* [Task]: Go through the records and copy each line where the word "waypoints" occurs.

* [Supplied material]:
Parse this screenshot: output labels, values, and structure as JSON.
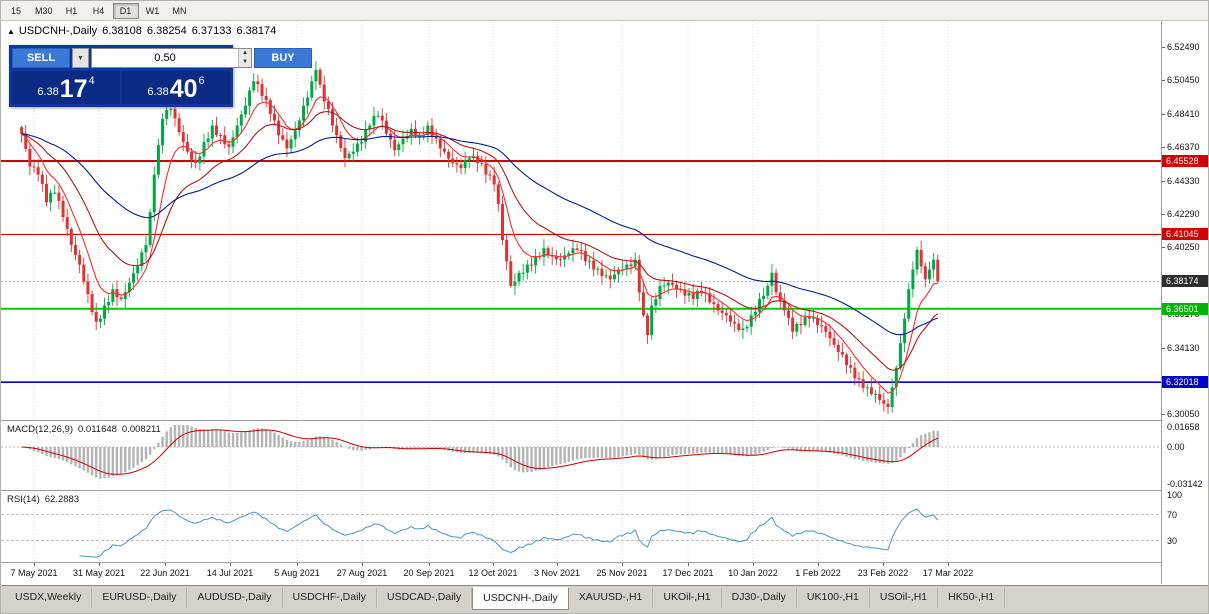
{
  "toolbar": {
    "periods": [
      "15",
      "M30",
      "H1",
      "H4",
      "D1",
      "W1",
      "MN"
    ],
    "active_period": "D1"
  },
  "chart_header": {
    "collapse_icon": "▲",
    "title": "USDCNH-,Daily",
    "open": "6.38108",
    "high": "6.38254",
    "low": "6.37133",
    "close": "6.38174"
  },
  "trade_widget": {
    "sell_label": "SELL",
    "buy_label": "BUY",
    "volume": "0.50",
    "dropdown_icon": "▼",
    "spin_up_icon": "▲",
    "spin_down_icon": "▼",
    "sell_price": {
      "prefix": "6.38",
      "big": "17",
      "sup": "4"
    },
    "buy_price": {
      "prefix": "6.38",
      "big": "40",
      "sup": "6"
    }
  },
  "price_axis": {
    "labels": [
      "6.52490",
      "6.50450",
      "6.48410",
      "6.46370",
      "6.44330",
      "6.42290",
      "6.40250",
      "6.36170",
      "6.34130",
      "6.30050"
    ],
    "tags": [
      {
        "value": "6.45528",
        "bg": "#d20000"
      },
      {
        "value": "6.41045",
        "bg": "#d20000"
      },
      {
        "value": "6.38174",
        "bg": "#2d2d2d"
      },
      {
        "value": "6.36501",
        "bg": "#00b400"
      },
      {
        "value": "6.32018",
        "bg": "#0000c8"
      }
    ]
  },
  "macd": {
    "name": "MACD(12,26,9)",
    "value": "0.011648",
    "signal": "0.008211",
    "axis_labels": [
      "0.01658",
      "0.00",
      "-0.03142"
    ]
  },
  "rsi": {
    "name": "RSI(14)",
    "value": "62.2883",
    "axis_labels": [
      "100",
      "70",
      "30"
    ]
  },
  "date_axis": [
    "7 May 2021",
    "31 May 2021",
    "22 Jun 2021",
    "14 Jul 2021",
    "5 Aug 2021",
    "27 Aug 2021",
    "20 Sep 2021",
    "12 Oct 2021",
    "3 Nov 2021",
    "25 Nov 2021",
    "17 Dec 2021",
    "10 Jan 2022",
    "1 Feb 2022",
    "23 Feb 2022",
    "17 Mar 2022"
  ],
  "bottom_tabs": {
    "active": "USDCNH-,Daily",
    "items": [
      "USDX,Weekly",
      "EURUSD-,Daily",
      "AUDUSD-,Daily",
      "USDCHF-,Daily",
      "USDCAD-,Daily",
      "USDCNH-,Daily",
      "XAUUSD-,H1",
      "UKOil-,H1",
      "DJ30-,Daily",
      "UK100-,H1",
      "USOil-,H1",
      "HK50-,H1"
    ],
    "tab_note": ""
  },
  "chart_data": {
    "type": "candlestick",
    "symbol": "USDCNH-",
    "timeframe": "Daily",
    "last_bar": {
      "open": 6.38108,
      "high": 6.38254,
      "low": 6.37133,
      "close": 6.38174
    },
    "current_price": 6.38174,
    "y_axis_range": [
      6.297,
      6.541
    ],
    "style": {
      "up_color": "#00a843",
      "down_color": "#e03232",
      "background": "#ffffff",
      "grid_color": "#dcdcdc"
    },
    "horizontal_levels": [
      {
        "price": 6.45528,
        "color": "#d20000",
        "width": 2,
        "style": "solid"
      },
      {
        "price": 6.41045,
        "color": "#d20000",
        "width": 1.2,
        "style": "solid"
      },
      {
        "price": 6.36501,
        "color": "#00d000",
        "width": 2,
        "style": "solid"
      },
      {
        "price": 6.32018,
        "color": "#0000c8",
        "width": 1.6,
        "style": "solid"
      }
    ],
    "moving_averages": [
      {
        "name": "fast-ma",
        "period": 8,
        "color": "#ff2a2a"
      },
      {
        "name": "medium-ma",
        "period": 21,
        "color": "#b01818"
      },
      {
        "name": "slow-ma",
        "period": 55,
        "color": "#001e96"
      }
    ],
    "indicators": [
      {
        "type": "macd",
        "label": "MACD(12,26,9)",
        "macd_value": 0.011648,
        "signal_value": 0.008211,
        "axis_range": [
          -0.0345,
          0.0185
        ]
      },
      {
        "type": "rsi",
        "label": "RSI(14)",
        "value": 62.2883,
        "levels": [
          70,
          30
        ],
        "axis_range": [
          0,
          100
        ]
      }
    ],
    "candles_approx": {
      "count": 222,
      "note": "close-price waypoints [index, price] estimated from pixels; OHLC synthesized deterministically",
      "waypoints": [
        [
          0,
          6.472
        ],
        [
          2,
          6.452
        ],
        [
          4,
          6.447
        ],
        [
          6,
          6.43
        ],
        [
          8,
          6.436
        ],
        [
          10,
          6.421
        ],
        [
          12,
          6.404
        ],
        [
          14,
          6.392
        ],
        [
          16,
          6.374
        ],
        [
          18,
          6.357
        ],
        [
          20,
          6.367
        ],
        [
          22,
          6.377
        ],
        [
          24,
          6.371
        ],
        [
          26,
          6.381
        ],
        [
          28,
          6.391
        ],
        [
          30,
          6.404
        ],
        [
          31,
          6.424
        ],
        [
          32,
          6.447
        ],
        [
          33,
          6.465
        ],
        [
          34,
          6.481
        ],
        [
          36,
          6.487
        ],
        [
          38,
          6.473
        ],
        [
          40,
          6.461
        ],
        [
          42,
          6.454
        ],
        [
          44,
          6.467
        ],
        [
          46,
          6.477
        ],
        [
          48,
          6.471
        ],
        [
          50,
          6.464
        ],
        [
          52,
          6.477
        ],
        [
          54,
          6.489
        ],
        [
          56,
          6.504
        ],
        [
          58,
          6.495
        ],
        [
          60,
          6.484
        ],
        [
          62,
          6.471
        ],
        [
          64,
          6.463
        ],
        [
          66,
          6.474
        ],
        [
          68,
          6.489
        ],
        [
          70,
          6.504
        ],
        [
          71,
          6.511
        ],
        [
          72,
          6.502
        ],
        [
          74,
          6.487
        ],
        [
          76,
          6.471
        ],
        [
          78,
          6.457
        ],
        [
          80,
          6.461
        ],
        [
          82,
          6.467
        ],
        [
          84,
          6.477
        ],
        [
          86,
          6.483
        ],
        [
          88,
          6.472
        ],
        [
          90,
          6.462
        ],
        [
          92,
          6.469
        ],
        [
          94,
          6.475
        ],
        [
          96,
          6.471
        ],
        [
          98,
          6.477
        ],
        [
          100,
          6.469
        ],
        [
          102,
          6.461
        ],
        [
          104,
          6.454
        ],
        [
          106,
          6.451
        ],
        [
          108,
          6.457
        ],
        [
          110,
          6.454
        ],
        [
          112,
          6.447
        ],
        [
          114,
          6.441
        ],
        [
          115,
          6.429
        ],
        [
          116,
          6.407
        ],
        [
          117,
          6.394
        ],
        [
          118,
          6.379
        ],
        [
          120,
          6.387
        ],
        [
          122,
          6.392
        ],
        [
          124,
          6.397
        ],
        [
          126,
          6.402
        ],
        [
          128,
          6.397
        ],
        [
          130,
          6.395
        ],
        [
          132,
          6.399
        ],
        [
          134,
          6.401
        ],
        [
          136,
          6.394
        ],
        [
          138,
          6.389
        ],
        [
          140,
          6.385
        ],
        [
          142,
          6.383
        ],
        [
          144,
          6.389
        ],
        [
          146,
          6.392
        ],
        [
          148,
          6.395
        ],
        [
          150,
          6.361
        ],
        [
          151,
          6.349
        ],
        [
          152,
          6.367
        ],
        [
          154,
          6.379
        ],
        [
          156,
          6.381
        ],
        [
          158,
          6.377
        ],
        [
          160,
          6.373
        ],
        [
          162,
          6.371
        ],
        [
          164,
          6.375
        ],
        [
          166,
          6.369
        ],
        [
          168,
          6.364
        ],
        [
          170,
          6.361
        ],
        [
          172,
          6.356
        ],
        [
          174,
          6.353
        ],
        [
          176,
          6.361
        ],
        [
          178,
          6.371
        ],
        [
          180,
          6.379
        ],
        [
          181,
          6.387
        ],
        [
          182,
          6.375
        ],
        [
          184,
          6.364
        ],
        [
          186,
          6.351
        ],
        [
          188,
          6.355
        ],
        [
          190,
          6.359
        ],
        [
          192,
          6.355
        ],
        [
          194,
          6.351
        ],
        [
          196,
          6.343
        ],
        [
          198,
          6.337
        ],
        [
          200,
          6.329
        ],
        [
          202,
          6.322
        ],
        [
          204,
          6.317
        ],
        [
          206,
          6.313
        ],
        [
          208,
          6.307
        ],
        [
          209,
          6.305
        ],
        [
          210,
          6.317
        ],
        [
          211,
          6.329
        ],
        [
          212,
          6.344
        ],
        [
          213,
          6.359
        ],
        [
          214,
          6.377
        ],
        [
          215,
          6.389
        ],
        [
          216,
          6.401
        ],
        [
          217,
          6.391
        ],
        [
          218,
          6.383
        ],
        [
          219,
          6.389
        ],
        [
          220,
          6.395
        ],
        [
          221,
          6.38174
        ]
      ]
    }
  }
}
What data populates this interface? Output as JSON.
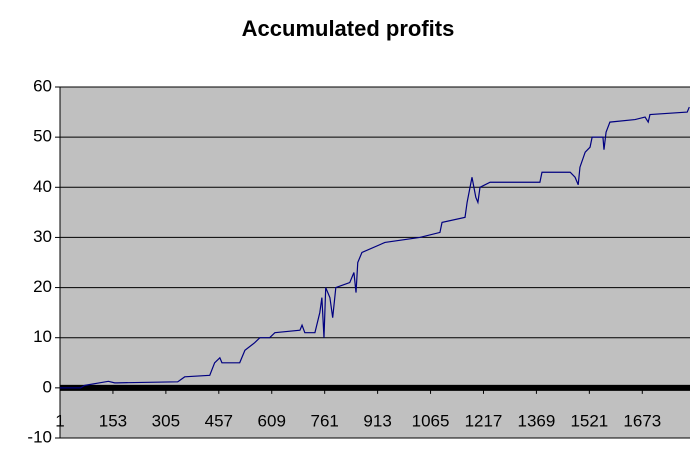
{
  "chart_data": {
    "type": "line",
    "title": "Accumulated profits",
    "x": [
      1,
      60,
      72,
      115,
      140,
      158,
      165,
      339,
      359,
      431,
      445,
      460,
      466,
      517,
      532,
      560,
      575,
      603,
      618,
      690,
      696,
      704,
      733,
      747,
      753,
      759,
      764,
      776,
      784,
      793,
      833,
      845,
      851,
      856,
      868,
      934,
      1034,
      1092,
      1098,
      1164,
      1170,
      1184,
      1195,
      1201,
      1207,
      1236,
      1379,
      1385,
      1466,
      1480,
      1489,
      1494,
      1509,
      1523,
      1529,
      1560,
      1563,
      1569,
      1580,
      1652,
      1681,
      1690,
      1695,
      1802,
      1808
    ],
    "series": [
      {
        "name": "Accumulated profits",
        "color": "#000080",
        "values": [
          0,
          0,
          0.5,
          1,
          1.3,
          1,
          1,
          1.2,
          2.2,
          2.5,
          5,
          6,
          5,
          5,
          7.5,
          9,
          10,
          10,
          11,
          11.5,
          12.5,
          11,
          11,
          15,
          18,
          10,
          20,
          18,
          14,
          20,
          21,
          23,
          19,
          25,
          27,
          29,
          30,
          31,
          33,
          34,
          37,
          42,
          38,
          37,
          40,
          41,
          41,
          43,
          43,
          42,
          40.5,
          44,
          47,
          48,
          50,
          50,
          47.5,
          51,
          53,
          53.5,
          54,
          53,
          54.5,
          55,
          56
        ]
      }
    ],
    "xlim": [
      1,
      1810
    ],
    "xticks": [
      1,
      153,
      305,
      457,
      609,
      761,
      913,
      1065,
      1217,
      1369,
      1521,
      1673
    ],
    "ylim": [
      -10,
      60
    ],
    "yticks": [
      -10,
      0,
      10,
      20,
      30,
      40,
      50,
      60
    ],
    "grid": true
  }
}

* [Response to the task]:
      "note": "close-price waypoints [index, price] estimated from pixels; OHLC synthesized deterministically",
      "waypoints": [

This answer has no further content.